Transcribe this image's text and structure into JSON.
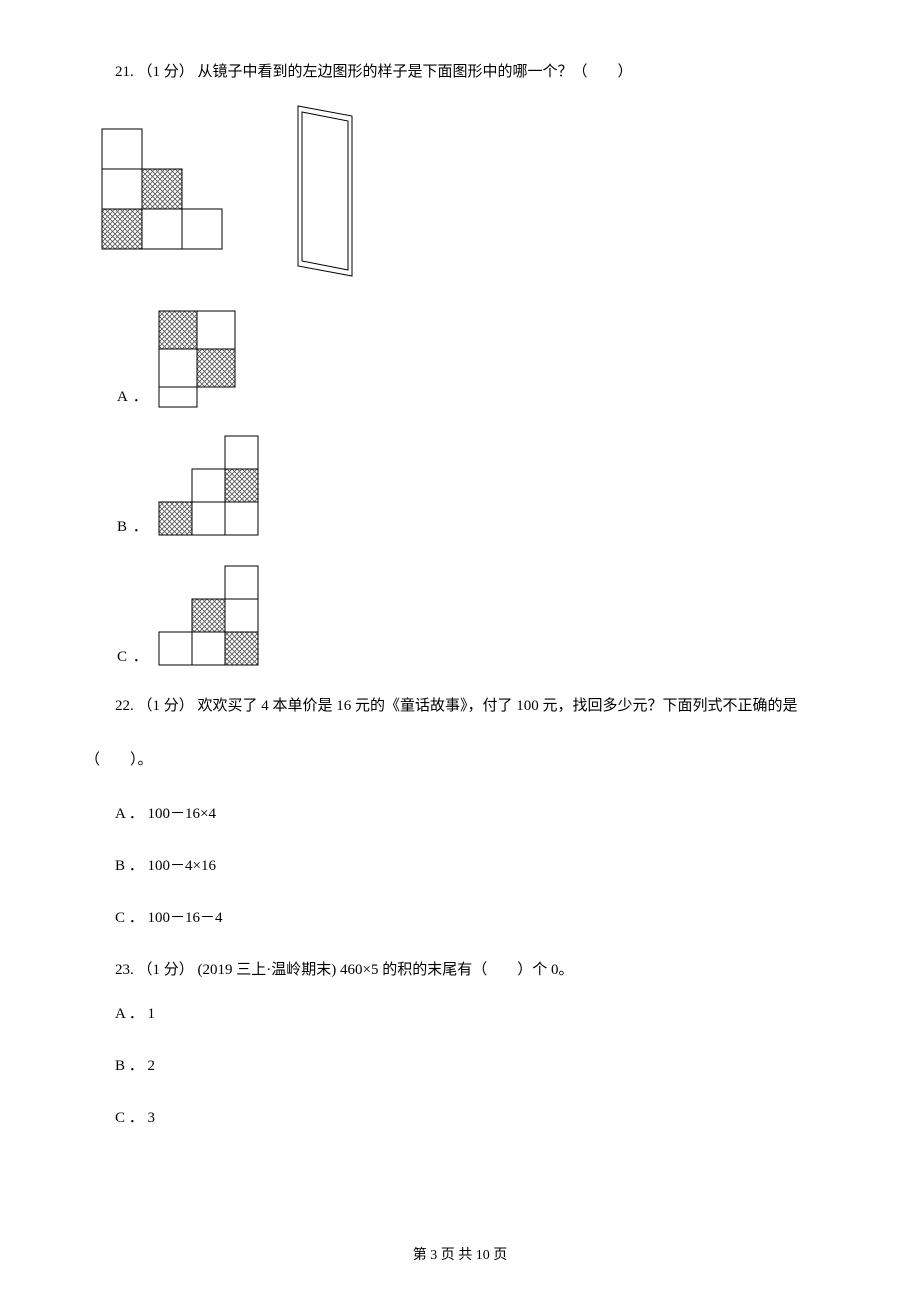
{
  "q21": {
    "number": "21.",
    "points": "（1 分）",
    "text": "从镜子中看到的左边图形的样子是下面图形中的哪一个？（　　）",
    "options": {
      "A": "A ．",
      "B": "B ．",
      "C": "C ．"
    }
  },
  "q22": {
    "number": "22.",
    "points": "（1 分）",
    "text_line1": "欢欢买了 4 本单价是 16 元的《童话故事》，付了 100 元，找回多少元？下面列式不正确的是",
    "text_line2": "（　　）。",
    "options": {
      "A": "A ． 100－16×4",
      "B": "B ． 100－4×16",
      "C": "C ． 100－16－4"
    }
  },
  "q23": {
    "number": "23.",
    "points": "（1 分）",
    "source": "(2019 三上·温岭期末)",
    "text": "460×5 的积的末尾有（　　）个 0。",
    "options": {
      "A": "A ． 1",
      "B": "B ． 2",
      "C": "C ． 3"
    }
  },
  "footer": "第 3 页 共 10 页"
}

::::::::::

• **Set task**: Write the lines above out again exactly, without any of their pictures.

• **Task output**:
Transcribe this image's text and structure into JSON.
{
  "q21": {
    "number": "21.",
    "points": "（1 分）",
    "text": "从镜子中看到的左边图形的样子是下面图形中的哪一个？（　　）",
    "options": {
      "A": "A ．",
      "B": "B ．",
      "C": "C ．"
    }
  },
  "q22": {
    "number": "22.",
    "points": "（1 分）",
    "text_line1": "欢欢买了 4 本单价是 16 元的《童话故事》，付了 100 元，找回多少元？下面列式不正确的是",
    "text_line2": "（　　）。",
    "options": {
      "A": "A ． 100－16×4",
      "B": "B ． 100－4×16",
      "C": "C ． 100－16－4"
    }
  },
  "q23": {
    "number": "23.",
    "points": "（1 分）",
    "source": "(2019 三上·温岭期末)",
    "text": "460×5 的积的末尾有（　　）个 0。",
    "options": {
      "A": "A ． 1",
      "B": "B ． 2",
      "C": "C ． 3"
    }
  },
  "footer": "第 3 页 共 10 页"
}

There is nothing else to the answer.